[Working data]
-- Begin --

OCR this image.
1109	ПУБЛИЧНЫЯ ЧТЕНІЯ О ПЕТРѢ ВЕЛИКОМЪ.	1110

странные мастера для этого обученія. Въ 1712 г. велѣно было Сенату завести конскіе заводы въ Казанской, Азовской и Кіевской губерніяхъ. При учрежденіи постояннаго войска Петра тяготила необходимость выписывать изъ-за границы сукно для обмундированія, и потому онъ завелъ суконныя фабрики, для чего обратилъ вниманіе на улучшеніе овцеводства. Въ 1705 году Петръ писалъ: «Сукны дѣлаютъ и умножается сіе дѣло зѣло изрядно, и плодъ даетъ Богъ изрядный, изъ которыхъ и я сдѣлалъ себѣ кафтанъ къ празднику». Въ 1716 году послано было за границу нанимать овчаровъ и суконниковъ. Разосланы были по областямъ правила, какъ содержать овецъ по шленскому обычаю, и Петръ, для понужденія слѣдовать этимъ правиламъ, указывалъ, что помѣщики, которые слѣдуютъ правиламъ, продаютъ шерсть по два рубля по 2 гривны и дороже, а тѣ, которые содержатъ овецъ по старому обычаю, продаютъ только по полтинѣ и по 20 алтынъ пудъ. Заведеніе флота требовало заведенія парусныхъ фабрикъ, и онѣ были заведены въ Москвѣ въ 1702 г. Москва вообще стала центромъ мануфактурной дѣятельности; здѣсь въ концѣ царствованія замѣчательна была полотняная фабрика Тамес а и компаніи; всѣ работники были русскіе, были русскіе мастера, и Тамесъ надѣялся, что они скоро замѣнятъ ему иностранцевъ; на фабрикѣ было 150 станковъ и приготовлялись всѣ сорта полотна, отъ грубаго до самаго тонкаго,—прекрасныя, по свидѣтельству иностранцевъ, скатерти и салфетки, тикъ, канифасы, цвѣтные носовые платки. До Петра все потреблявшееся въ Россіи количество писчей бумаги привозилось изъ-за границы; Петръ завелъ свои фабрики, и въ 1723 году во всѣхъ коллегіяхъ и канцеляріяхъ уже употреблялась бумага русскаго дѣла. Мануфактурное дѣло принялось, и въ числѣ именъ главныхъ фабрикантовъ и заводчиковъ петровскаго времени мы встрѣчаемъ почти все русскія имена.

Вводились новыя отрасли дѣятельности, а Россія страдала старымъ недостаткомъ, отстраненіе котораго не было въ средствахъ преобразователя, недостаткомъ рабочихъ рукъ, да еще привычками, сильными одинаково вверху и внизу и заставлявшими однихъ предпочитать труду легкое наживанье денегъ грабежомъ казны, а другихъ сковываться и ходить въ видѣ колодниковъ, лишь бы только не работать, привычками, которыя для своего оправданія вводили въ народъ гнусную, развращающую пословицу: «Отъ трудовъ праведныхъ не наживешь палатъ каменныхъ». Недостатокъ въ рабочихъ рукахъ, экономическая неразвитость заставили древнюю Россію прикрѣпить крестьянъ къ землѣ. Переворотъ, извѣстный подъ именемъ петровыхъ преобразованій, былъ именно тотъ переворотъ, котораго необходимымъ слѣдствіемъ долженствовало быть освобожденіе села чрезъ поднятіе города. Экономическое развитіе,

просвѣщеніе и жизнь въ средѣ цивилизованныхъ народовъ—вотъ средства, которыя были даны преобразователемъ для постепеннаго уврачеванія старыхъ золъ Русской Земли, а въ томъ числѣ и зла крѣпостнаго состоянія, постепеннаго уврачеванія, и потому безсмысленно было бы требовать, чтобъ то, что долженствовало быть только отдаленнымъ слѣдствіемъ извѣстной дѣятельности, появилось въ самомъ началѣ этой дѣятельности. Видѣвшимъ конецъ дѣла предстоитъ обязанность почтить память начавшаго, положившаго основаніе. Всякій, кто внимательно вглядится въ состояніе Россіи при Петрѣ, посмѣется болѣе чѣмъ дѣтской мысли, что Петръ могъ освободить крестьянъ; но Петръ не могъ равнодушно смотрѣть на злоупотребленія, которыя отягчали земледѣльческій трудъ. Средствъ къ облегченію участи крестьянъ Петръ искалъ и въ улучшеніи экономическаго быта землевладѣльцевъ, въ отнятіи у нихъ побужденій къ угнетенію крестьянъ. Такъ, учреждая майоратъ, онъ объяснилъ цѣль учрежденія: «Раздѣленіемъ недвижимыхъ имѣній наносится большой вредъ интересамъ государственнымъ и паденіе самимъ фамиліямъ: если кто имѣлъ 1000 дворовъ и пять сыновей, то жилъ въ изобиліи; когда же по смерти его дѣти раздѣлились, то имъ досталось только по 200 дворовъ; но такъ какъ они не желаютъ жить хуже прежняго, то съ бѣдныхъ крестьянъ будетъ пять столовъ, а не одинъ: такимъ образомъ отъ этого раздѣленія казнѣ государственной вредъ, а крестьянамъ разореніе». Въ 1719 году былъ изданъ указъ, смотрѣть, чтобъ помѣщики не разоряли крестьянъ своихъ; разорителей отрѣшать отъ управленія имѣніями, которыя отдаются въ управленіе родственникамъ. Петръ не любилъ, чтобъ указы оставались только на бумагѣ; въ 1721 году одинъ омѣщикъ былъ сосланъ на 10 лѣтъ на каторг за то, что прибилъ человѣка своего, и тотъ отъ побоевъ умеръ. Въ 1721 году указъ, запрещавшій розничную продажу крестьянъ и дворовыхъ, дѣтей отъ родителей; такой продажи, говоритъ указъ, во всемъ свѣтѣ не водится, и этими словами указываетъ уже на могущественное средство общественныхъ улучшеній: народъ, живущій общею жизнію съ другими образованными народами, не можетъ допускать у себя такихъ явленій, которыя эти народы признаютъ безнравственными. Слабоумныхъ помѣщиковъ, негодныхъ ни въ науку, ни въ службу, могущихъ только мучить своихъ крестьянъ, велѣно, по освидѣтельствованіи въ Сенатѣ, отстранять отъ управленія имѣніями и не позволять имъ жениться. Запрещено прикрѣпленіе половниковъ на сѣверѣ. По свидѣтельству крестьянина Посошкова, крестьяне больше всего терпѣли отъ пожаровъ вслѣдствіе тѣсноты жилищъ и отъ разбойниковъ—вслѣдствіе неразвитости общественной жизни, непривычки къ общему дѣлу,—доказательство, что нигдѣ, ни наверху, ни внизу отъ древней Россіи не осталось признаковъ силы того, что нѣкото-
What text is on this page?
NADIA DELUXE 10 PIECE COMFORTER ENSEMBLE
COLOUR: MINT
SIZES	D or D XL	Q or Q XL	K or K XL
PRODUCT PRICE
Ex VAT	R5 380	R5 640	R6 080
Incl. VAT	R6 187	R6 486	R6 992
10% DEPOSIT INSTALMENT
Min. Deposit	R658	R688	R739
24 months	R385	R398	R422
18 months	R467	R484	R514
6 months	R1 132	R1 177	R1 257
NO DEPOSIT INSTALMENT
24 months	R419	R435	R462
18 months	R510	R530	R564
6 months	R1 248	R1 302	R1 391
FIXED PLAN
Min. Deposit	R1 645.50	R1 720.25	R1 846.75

-- End --

[Problem details] Write each line above out exactly.

[Result of this exercise]
OCR this image.
1109	ПУБЛИЧНЫЯ ЧТЕНІЯ О ПЕТРѢ ВЕЛИКОМЪ.	1110

странные мастера для этого обученія. Въ 1712 г. велѣно было Сенату завести конскіе заводы въ Казанской, Азовской и Кіевской губерніяхъ. При учрежденіи постояннаго войска Петра тяготила необходимость выписывать изъ-за границы сукно для обмундированія, и потому онъ завелъ суконныя фабрики, для чего обратилъ вниманіе на улучшеніе овцеводства. Въ 1705 году Петръ писалъ: «Сукны дѣлаютъ и умножается сіе дѣло зѣло изрядно, и плодъ даетъ Богъ изрядный, изъ которыхъ и я сдѣлалъ себѣ кафтанъ къ празднику». Въ 1716 году послано было за границу нанимать овчаровъ и суконниковъ. Разосланы были по областямъ правила, какъ содержать овецъ по шленскому обычаю, и Петръ, для понужденія слѣдовать этимъ правиламъ, указывалъ, что помѣщики, которые слѣдуютъ правиламъ, продаютъ шерсть по два рубля по 2 гривны и дороже, а тѣ, которые содержатъ овецъ по старому обычаю, продаютъ только по полтинѣ и по 20 алтынъ пудъ. Заведеніе флота требовало заведенія парусныхъ фабрикъ, и онѣ были заведены въ Москвѣ въ 1702 г. Москва вообще стала центромъ мануфактурной дѣятельности; здѣсь въ концѣ царствованія замѣчательна была полотняная фабрика Тамес а и компаніи; всѣ работники были русскіе, были русскіе мастера, и Тамесъ надѣялся, что они скоро замѣнятъ ему иностранцевъ; на фабрикѣ было 150 станковъ и приготовлялись всѣ сорта полотна, отъ грубаго до самаго тонкаго,—прекрасныя, по свидѣтельству иностранцевъ, скатерти и салфетки, тикъ, канифасы, цвѣтные носовые платки. До Петра все потреблявшееся въ Россіи количество писчей бумаги привозилось изъ-за границы; Петръ завелъ свои фабрики, и въ 1723 году во всѣхъ коллегіяхъ и канцеляріяхъ уже употреблялась бумага русскаго дѣла. Мануфактурное дѣло принялось, и въ числѣ именъ главныхъ фабрикантовъ и заводчиковъ петровскаго времени мы встрѣчаемъ почти все русскія имена.

Вводились новыя отрасли дѣятельности, а Россія страдала старымъ недостаткомъ, отстраненіе котораго не было въ средствахъ преобразователя, недостаткомъ рабочихъ рукъ, да еще привычками, сильными одинаково вверху и внизу и заставлявшими однихъ предпочитать труду легкое наживанье денегъ грабежомъ казны, а другихъ сковываться и ходить въ видѣ колодниковъ, лишь бы только не работать, привычками, которыя для своего оправданія вводили въ народъ гнусную, развращающую пословицу: «Отъ трудовъ праведныхъ не наживешь палатъ каменныхъ». Недостатокъ въ рабочихъ рукахъ, экономическая неразвитость заставили древнюю Россію прикрѣпить крестьянъ къ землѣ. Переворотъ, извѣстный подъ именемъ петровыхъ преобразованій, былъ именно тотъ переворотъ, котораго необходимымъ слѣдствіемъ долженствовало быть освобожденіе села чрезъ поднятіе города. Экономическое развитіе,

просвѣщеніе и жизнь въ средѣ цивилизованныхъ народовъ—вотъ средства, которыя были даны преобразователемъ для постепеннаго уврачеванія старыхъ золъ Русской Земли, а въ томъ числѣ и зла крѣпостнаго состоянія, постепеннаго уврачеванія, и потому безсмысленно было бы требовать, чтобъ то, что долженствовало быть только отдаленнымъ слѣдствіемъ извѣстной дѣятельности, появилось въ самомъ началѣ этой дѣятельности. Видѣвшимъ конецъ дѣла предстоитъ обязанность почтить память начавшаго, положившаго основаніе. Всякій, кто внимательно вглядится въ состояніе Россіи при Петрѣ, посмѣется болѣе чѣмъ дѣтской мысли, что Петръ могъ освободить крестьянъ; но Петръ не могъ равнодушно смотрѣть на злоупотребленія, которыя отягчали земледѣльческій трудъ. Средствъ къ облегченію участи крестьянъ Петръ искалъ и въ улучшеніи экономическаго быта землевладѣльцевъ, въ отнятіи у нихъ побужденій къ угнетенію крестьянъ. Такъ, учреждая майоратъ, онъ объяснилъ цѣль учрежденія: «Раздѣленіемъ недвижимыхъ имѣній наносится большой вредъ интересамъ государственнымъ и паденіе самимъ фамиліямъ: если кто имѣлъ 1000 дворовъ и пять сыновей, то жилъ въ изобиліи; когда же по смерти его дѣти раздѣлились, то имъ досталось только по 200 дворовъ; но такъ какъ они не желаютъ жить хуже прежняго, то съ бѣдныхъ крестьянъ будетъ пять столовъ, а не одинъ: такимъ образомъ отъ этого раздѣленія казнѣ государственной вредъ, а крестьянамъ разореніе». Въ 1719 году былъ изданъ указъ, смотрѣть, чтобъ помѣщики не разоряли крестьянъ своихъ; разорителей отрѣшать отъ управленія имѣніями, которыя отдаются въ управленіе родственникамъ. Петръ не любилъ, чтобъ указы оставались только на бумагѣ; въ 1721 году одинъ омѣщикъ былъ сосланъ на 10 лѣтъ на каторг за то, что прибилъ человѣка своего, и тотъ отъ побоевъ умеръ. Въ 1721 году указъ, запрещавшій розничную продажу крестьянъ и дворовыхъ, дѣтей отъ родителей; такой продажи, говоритъ указъ, во всемъ свѣтѣ не водится, и этими словами указываетъ уже на могущественное средство общественныхъ улучшеній: народъ, живущій общею жизнію съ другими образованными народами, не можетъ допускать у себя такихъ явленій, которыя эти народы признаютъ безнравственными. Слабоумныхъ помѣщиковъ, негодныхъ ни въ науку, ни въ службу, могущихъ только мучить своихъ крестьянъ, велѣно, по освидѣтельствованіи въ Сенатѣ, отстранять отъ управленія имѣніями и не позволять имъ жениться. Запрещено прикрѣпленіе половниковъ на сѣверѣ. По свидѣтельству крестьянина Посошкова, крестьяне больше всего терпѣли отъ пожаровъ вслѣдствіе тѣсноты жилищъ и отъ разбойниковъ—вслѣдствіе неразвитости общественной жизни, непривычки къ общему дѣлу,—доказательство, что нигдѣ, ни наверху, ни внизу отъ древней Россіи не осталось признаковъ силы того, что нѣкото-
What text is on this page?
NADIA DELUXE 10 PIECE COMFORTER ENSEMBLE
COLOUR: MINT
SIZES	D or D XL	Q or Q XL	K or K XL
PRODUCT PRICE
Ex VAT	R5 380	R5 640	R6 080
Incl. VAT	R6 187	R6 486	R6 992
10% DEPOSIT INSTALMENT
Min. Deposit	R658	R688	R739
24 months	R385	R398	R422
18 months	R467	R484	R514
6 months	R1 132	R1 177	R1 257
NO DEPOSIT INSTALMENT
24 months	R419	R435	R462
18 months	R510	R530	R564
6 months	R1 248	R1 302	R1 391
FIXED PLAN
Min. Deposit	R1 645.50	R1 720.25	R1 846.75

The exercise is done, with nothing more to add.